__EXERCISE PROMPT__.
Where does the string "JSON" appear? Copy every line of the entries below that holds it.

────────────────

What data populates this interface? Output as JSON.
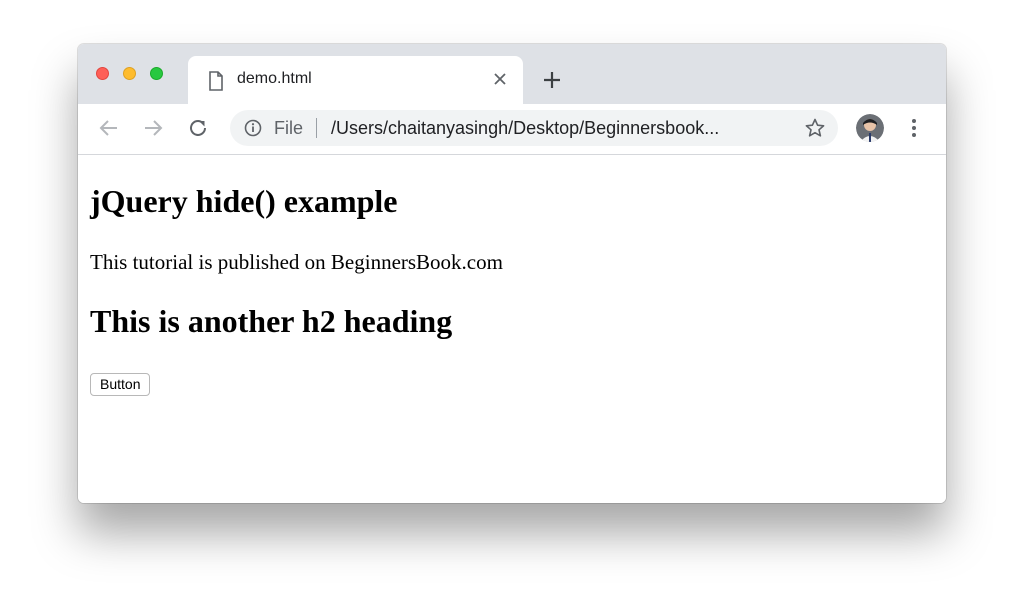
{
  "browser": {
    "tab": {
      "title": "demo.html",
      "icon": "document-icon",
      "close_icon": "close-icon"
    },
    "new_tab_icon": "plus-icon",
    "toolbar": {
      "back_icon": "arrow-left-icon",
      "forward_icon": "arrow-right-icon",
      "reload_icon": "reload-icon",
      "menu_icon": "kebab-menu-icon"
    },
    "omnibox": {
      "info_icon": "info-icon",
      "scheme_label": "File",
      "url": "/Users/chaitanyasingh/Desktop/Beginnersbook...",
      "bookmark_icon": "star-icon"
    },
    "colors": {
      "tabbar": "#dee1e6",
      "traffic_red": "#fe5f57",
      "traffic_yellow": "#febc2e",
      "traffic_green": "#28c840"
    }
  },
  "page": {
    "heading1": "jQuery hide() example",
    "paragraph": "This tutorial is published on BeginnersBook.com",
    "heading2": "This is another h2 heading",
    "button_label": "Button"
  }
}
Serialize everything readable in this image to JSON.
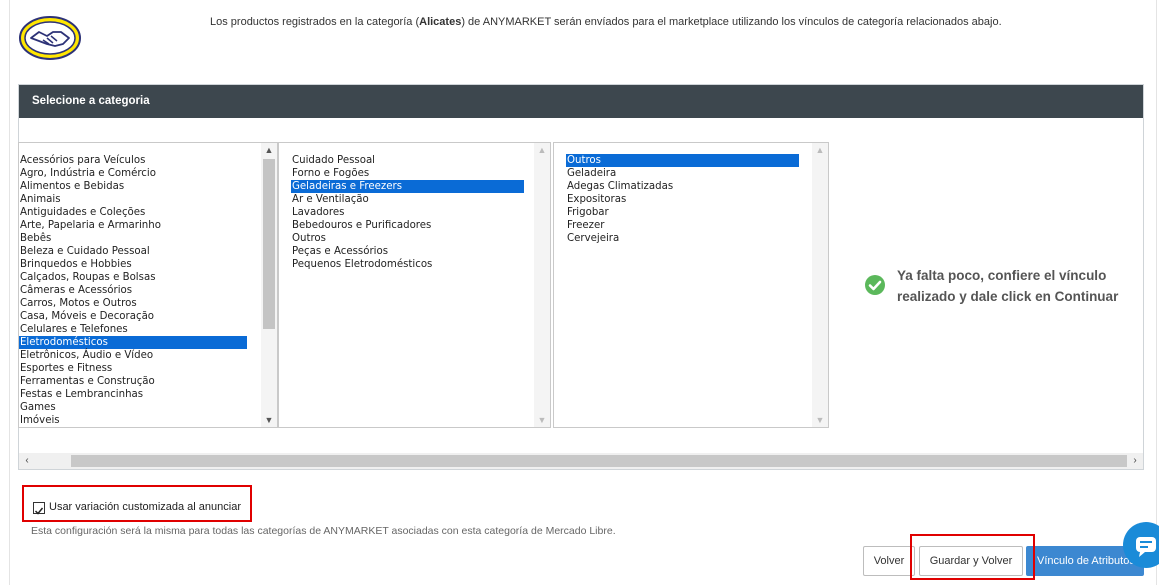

────────────────

__RESULT OF THE TASK__.
What data populates this interface? Output as JSON.
Serialize everything readable in this image to JSON.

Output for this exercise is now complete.